SET TASK: In the copy, include every entry exactly but none of the pictures.

_ _ _

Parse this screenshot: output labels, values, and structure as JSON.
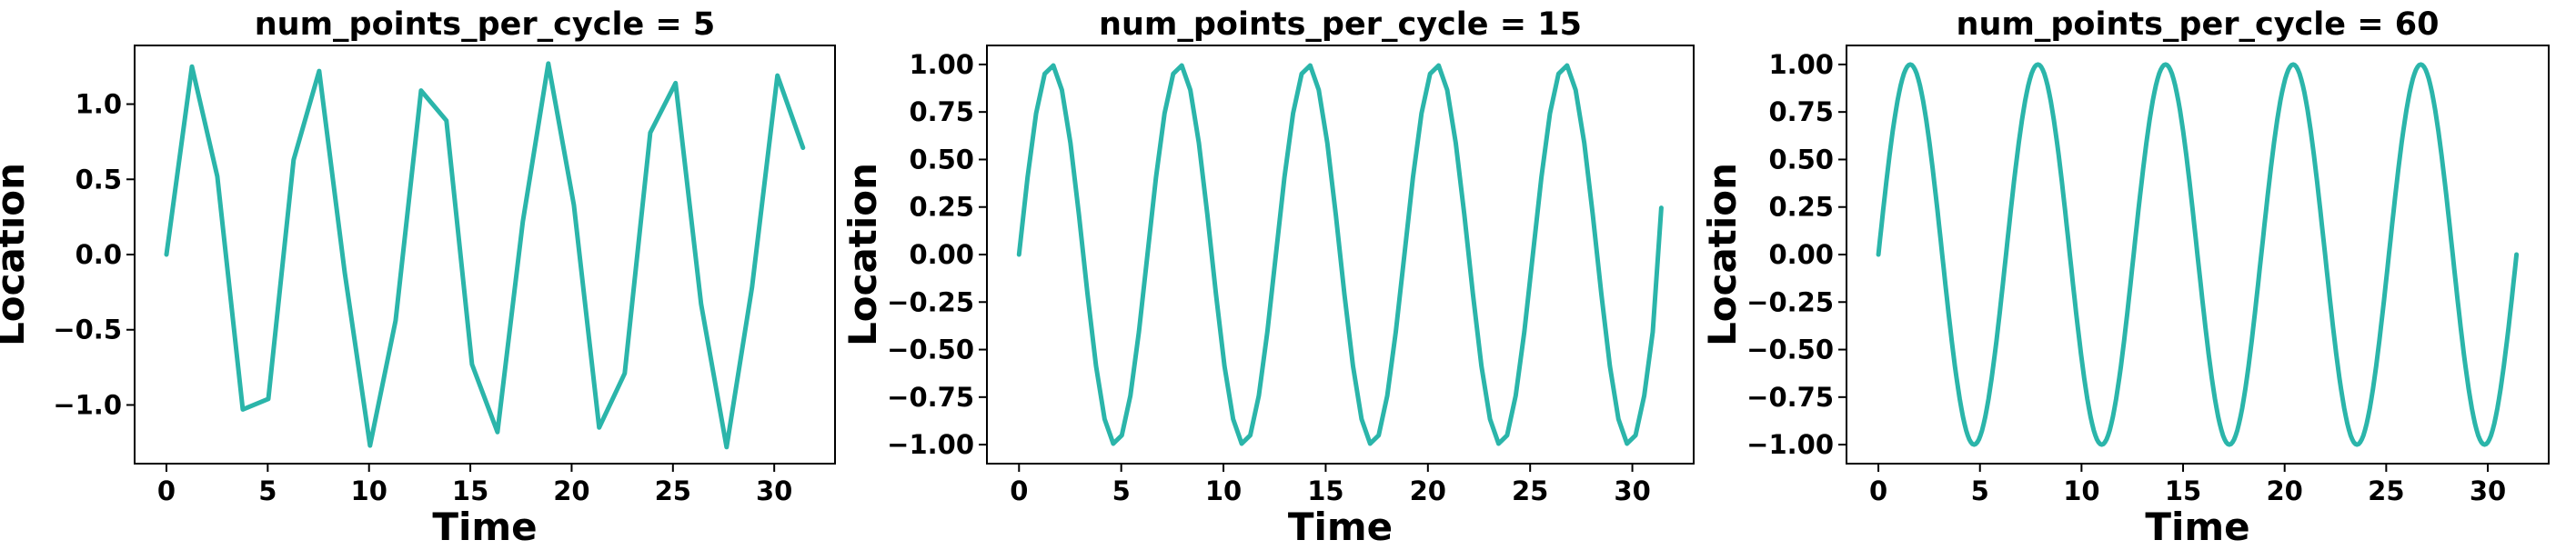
{
  "line_color": "#2bb5aa",
  "chart_data": [
    {
      "type": "line",
      "title": "num_points_per_cycle = 5",
      "xlabel": "Time",
      "ylabel": "Location",
      "xlim": [
        -1.57,
        33.0
      ],
      "ylim": [
        -1.39,
        1.39
      ],
      "xticks": [
        0,
        5,
        10,
        15,
        20,
        25,
        30
      ],
      "xtick_labels": [
        "0",
        "5",
        "10",
        "15",
        "20",
        "25",
        "30"
      ],
      "yticks": [
        -1.0,
        -0.5,
        0.0,
        0.5,
        1.0
      ],
      "ytick_labels": [
        "−1.0",
        "−0.5",
        "0.0",
        "0.5",
        "1.0"
      ],
      "series": [
        {
          "x": [
            0,
            1.26,
            2.51,
            3.77,
            5.03,
            6.28,
            7.54,
            8.8,
            10.05,
            11.31,
            12.57,
            13.82,
            15.08,
            16.34,
            17.59,
            18.85,
            20.11,
            21.36,
            22.62,
            23.88,
            25.13,
            26.39,
            27.65,
            28.9,
            30.16,
            31.42
          ],
          "y": [
            0.0,
            1.25,
            0.52,
            -1.03,
            -0.96,
            0.63,
            1.22,
            -0.12,
            -1.27,
            -0.44,
            1.09,
            0.89,
            -0.73,
            -1.18,
            0.22,
            1.27,
            0.33,
            -1.15,
            -0.79,
            0.81,
            1.14,
            -0.33,
            -1.28,
            -0.22,
            1.19,
            0.71
          ]
        }
      ]
    },
    {
      "type": "line",
      "title": "num_points_per_cycle = 15",
      "xlabel": "Time",
      "ylabel": "Location",
      "xlim": [
        -1.57,
        33.0
      ],
      "ylim": [
        -1.1,
        1.1
      ],
      "xticks": [
        0,
        5,
        10,
        15,
        20,
        25,
        30
      ],
      "xtick_labels": [
        "0",
        "5",
        "10",
        "15",
        "20",
        "25",
        "30"
      ],
      "yticks": [
        -1.0,
        -0.75,
        -0.5,
        -0.25,
        0.0,
        0.25,
        0.5,
        0.75,
        1.0
      ],
      "ytick_labels": [
        "−1.00",
        "−0.75",
        "−0.50",
        "−0.25",
        "0.00",
        "0.25",
        "0.50",
        "0.75",
        "1.00"
      ],
      "series": [
        {
          "x": [
            0,
            0.419,
            0.838,
            1.257,
            1.676,
            2.094,
            2.513,
            2.932,
            3.351,
            3.77,
            4.189,
            4.608,
            5.027,
            5.445,
            5.864,
            6.283,
            6.702,
            7.121,
            7.54,
            7.959,
            8.378,
            8.796,
            9.215,
            9.634,
            10.053,
            10.472,
            10.891,
            11.31,
            11.729,
            12.147,
            12.566,
            12.985,
            13.404,
            13.823,
            14.242,
            14.661,
            15.08,
            15.498,
            15.917,
            16.336,
            16.755,
            17.174,
            17.593,
            18.012,
            18.431,
            18.85,
            19.268,
            19.687,
            20.106,
            20.525,
            20.944,
            21.363,
            21.782,
            22.201,
            22.619,
            23.038,
            23.457,
            23.876,
            24.295,
            24.714,
            25.133,
            25.552,
            25.97,
            26.389,
            26.808,
            27.227,
            27.646,
            28.065,
            28.484,
            28.903,
            29.322,
            29.74,
            30.159,
            30.578,
            30.997,
            31.416
          ],
          "y": [
            0.0,
            0.407,
            0.743,
            0.951,
            0.995,
            0.866,
            0.588,
            0.208,
            -0.208,
            -0.588,
            -0.866,
            -0.995,
            -0.951,
            -0.743,
            -0.407,
            0.0,
            0.407,
            0.743,
            0.951,
            0.995,
            0.866,
            0.588,
            0.208,
            -0.208,
            -0.588,
            -0.866,
            -0.995,
            -0.951,
            -0.743,
            -0.407,
            0.0,
            0.407,
            0.743,
            0.951,
            0.995,
            0.866,
            0.588,
            0.208,
            -0.208,
            -0.588,
            -0.866,
            -0.995,
            -0.951,
            -0.743,
            -0.407,
            0.0,
            0.407,
            0.743,
            0.951,
            0.995,
            0.866,
            0.588,
            0.208,
            -0.208,
            -0.588,
            -0.866,
            -0.995,
            -0.951,
            -0.743,
            -0.407,
            0.0,
            0.407,
            0.743,
            0.951,
            0.995,
            0.866,
            0.588,
            0.208,
            -0.208,
            -0.588,
            -0.866,
            -0.995,
            -0.951,
            -0.743,
            -0.407,
            0.246
          ]
        }
      ]
    },
    {
      "type": "line",
      "title": "num_points_per_cycle = 60",
      "xlabel": "Time",
      "ylabel": "Location",
      "xlim": [
        -1.57,
        33.0
      ],
      "ylim": [
        -1.1,
        1.1
      ],
      "xticks": [
        0,
        5,
        10,
        15,
        20,
        25,
        30
      ],
      "xtick_labels": [
        "0",
        "5",
        "10",
        "15",
        "20",
        "25",
        "30"
      ],
      "yticks": [
        -1.0,
        -0.75,
        -0.5,
        -0.25,
        0.0,
        0.25,
        0.5,
        0.75,
        1.0
      ],
      "ytick_labels": [
        "−1.00",
        "−0.75",
        "−0.50",
        "−0.25",
        "0.00",
        "0.25",
        "0.50",
        "0.75",
        "1.00"
      ],
      "series": [
        {
          "x": [
            0,
            0.785,
            1.571,
            2.356,
            3.142,
            3.927,
            4.712,
            5.498,
            6.283,
            7.069,
            7.854,
            8.639,
            9.425,
            10.21,
            10.996,
            11.781,
            12.566,
            13.352,
            14.137,
            14.923,
            15.708,
            16.493,
            17.279,
            18.064,
            18.85,
            19.635,
            20.42,
            21.206,
            21.991,
            22.777,
            23.562,
            24.347,
            25.133,
            25.918,
            26.704,
            27.489,
            28.274,
            29.06,
            29.845,
            30.631,
            31.416
          ],
          "y": [
            0.0,
            0.707,
            1.0,
            0.707,
            0.0,
            -0.707,
            -1.0,
            -0.707,
            0.0,
            0.707,
            1.0,
            0.707,
            0.0,
            -0.707,
            -1.0,
            -0.707,
            0.0,
            0.707,
            1.0,
            0.707,
            0.0,
            -0.707,
            -1.0,
            -0.707,
            0.0,
            0.707,
            1.0,
            0.707,
            0.0,
            -0.707,
            -1.0,
            -0.707,
            0.0,
            0.707,
            1.0,
            0.707,
            0.0,
            -0.707,
            -1.0,
            -0.707,
            0.0
          ],
          "smooth": true
        }
      ]
    }
  ]
}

_ _ _

RESULT OF THIS TASK:
Parse this screenshot: output labels, values, and structure as JSON.
{
  "line_color": "#2bb5aa",
  "chart_data": [
    {
      "type": "line",
      "title": "num_points_per_cycle = 5",
      "xlabel": "Time",
      "ylabel": "Location",
      "xlim": [
        -1.57,
        33.0
      ],
      "ylim": [
        -1.39,
        1.39
      ],
      "xticks": [
        0,
        5,
        10,
        15,
        20,
        25,
        30
      ],
      "xtick_labels": [
        "0",
        "5",
        "10",
        "15",
        "20",
        "25",
        "30"
      ],
      "yticks": [
        -1.0,
        -0.5,
        0.0,
        0.5,
        1.0
      ],
      "ytick_labels": [
        "−1.0",
        "−0.5",
        "0.0",
        "0.5",
        "1.0"
      ],
      "series": [
        {
          "x": [
            0,
            1.26,
            2.51,
            3.77,
            5.03,
            6.28,
            7.54,
            8.8,
            10.05,
            11.31,
            12.57,
            13.82,
            15.08,
            16.34,
            17.59,
            18.85,
            20.11,
            21.36,
            22.62,
            23.88,
            25.13,
            26.39,
            27.65,
            28.9,
            30.16,
            31.42
          ],
          "y": [
            0.0,
            1.25,
            0.52,
            -1.03,
            -0.96,
            0.63,
            1.22,
            -0.12,
            -1.27,
            -0.44,
            1.09,
            0.89,
            -0.73,
            -1.18,
            0.22,
            1.27,
            0.33,
            -1.15,
            -0.79,
            0.81,
            1.14,
            -0.33,
            -1.28,
            -0.22,
            1.19,
            0.71
          ]
        }
      ]
    },
    {
      "type": "line",
      "title": "num_points_per_cycle = 15",
      "xlabel": "Time",
      "ylabel": "Location",
      "xlim": [
        -1.57,
        33.0
      ],
      "ylim": [
        -1.1,
        1.1
      ],
      "xticks": [
        0,
        5,
        10,
        15,
        20,
        25,
        30
      ],
      "xtick_labels": [
        "0",
        "5",
        "10",
        "15",
        "20",
        "25",
        "30"
      ],
      "yticks": [
        -1.0,
        -0.75,
        -0.5,
        -0.25,
        0.0,
        0.25,
        0.5,
        0.75,
        1.0
      ],
      "ytick_labels": [
        "−1.00",
        "−0.75",
        "−0.50",
        "−0.25",
        "0.00",
        "0.25",
        "0.50",
        "0.75",
        "1.00"
      ],
      "series": [
        {
          "x": [
            0,
            0.419,
            0.838,
            1.257,
            1.676,
            2.094,
            2.513,
            2.932,
            3.351,
            3.77,
            4.189,
            4.608,
            5.027,
            5.445,
            5.864,
            6.283,
            6.702,
            7.121,
            7.54,
            7.959,
            8.378,
            8.796,
            9.215,
            9.634,
            10.053,
            10.472,
            10.891,
            11.31,
            11.729,
            12.147,
            12.566,
            12.985,
            13.404,
            13.823,
            14.242,
            14.661,
            15.08,
            15.498,
            15.917,
            16.336,
            16.755,
            17.174,
            17.593,
            18.012,
            18.431,
            18.85,
            19.268,
            19.687,
            20.106,
            20.525,
            20.944,
            21.363,
            21.782,
            22.201,
            22.619,
            23.038,
            23.457,
            23.876,
            24.295,
            24.714,
            25.133,
            25.552,
            25.97,
            26.389,
            26.808,
            27.227,
            27.646,
            28.065,
            28.484,
            28.903,
            29.322,
            29.74,
            30.159,
            30.578,
            30.997,
            31.416
          ],
          "y": [
            0.0,
            0.407,
            0.743,
            0.951,
            0.995,
            0.866,
            0.588,
            0.208,
            -0.208,
            -0.588,
            -0.866,
            -0.995,
            -0.951,
            -0.743,
            -0.407,
            0.0,
            0.407,
            0.743,
            0.951,
            0.995,
            0.866,
            0.588,
            0.208,
            -0.208,
            -0.588,
            -0.866,
            -0.995,
            -0.951,
            -0.743,
            -0.407,
            0.0,
            0.407,
            0.743,
            0.951,
            0.995,
            0.866,
            0.588,
            0.208,
            -0.208,
            -0.588,
            -0.866,
            -0.995,
            -0.951,
            -0.743,
            -0.407,
            0.0,
            0.407,
            0.743,
            0.951,
            0.995,
            0.866,
            0.588,
            0.208,
            -0.208,
            -0.588,
            -0.866,
            -0.995,
            -0.951,
            -0.743,
            -0.407,
            0.0,
            0.407,
            0.743,
            0.951,
            0.995,
            0.866,
            0.588,
            0.208,
            -0.208,
            -0.588,
            -0.866,
            -0.995,
            -0.951,
            -0.743,
            -0.407,
            0.246
          ]
        }
      ]
    },
    {
      "type": "line",
      "title": "num_points_per_cycle = 60",
      "xlabel": "Time",
      "ylabel": "Location",
      "xlim": [
        -1.57,
        33.0
      ],
      "ylim": [
        -1.1,
        1.1
      ],
      "xticks": [
        0,
        5,
        10,
        15,
        20,
        25,
        30
      ],
      "xtick_labels": [
        "0",
        "5",
        "10",
        "15",
        "20",
        "25",
        "30"
      ],
      "yticks": [
        -1.0,
        -0.75,
        -0.5,
        -0.25,
        0.0,
        0.25,
        0.5,
        0.75,
        1.0
      ],
      "ytick_labels": [
        "−1.00",
        "−0.75",
        "−0.50",
        "−0.25",
        "0.00",
        "0.25",
        "0.50",
        "0.75",
        "1.00"
      ],
      "series": [
        {
          "x": [
            0,
            0.785,
            1.571,
            2.356,
            3.142,
            3.927,
            4.712,
            5.498,
            6.283,
            7.069,
            7.854,
            8.639,
            9.425,
            10.21,
            10.996,
            11.781,
            12.566,
            13.352,
            14.137,
            14.923,
            15.708,
            16.493,
            17.279,
            18.064,
            18.85,
            19.635,
            20.42,
            21.206,
            21.991,
            22.777,
            23.562,
            24.347,
            25.133,
            25.918,
            26.704,
            27.489,
            28.274,
            29.06,
            29.845,
            30.631,
            31.416
          ],
          "y": [
            0.0,
            0.707,
            1.0,
            0.707,
            0.0,
            -0.707,
            -1.0,
            -0.707,
            0.0,
            0.707,
            1.0,
            0.707,
            0.0,
            -0.707,
            -1.0,
            -0.707,
            0.0,
            0.707,
            1.0,
            0.707,
            0.0,
            -0.707,
            -1.0,
            -0.707,
            0.0,
            0.707,
            1.0,
            0.707,
            0.0,
            -0.707,
            -1.0,
            -0.707,
            0.0,
            0.707,
            1.0,
            0.707,
            0.0,
            -0.707,
            -1.0,
            -0.707,
            0.0
          ],
          "smooth": true
        }
      ]
    }
  ]
}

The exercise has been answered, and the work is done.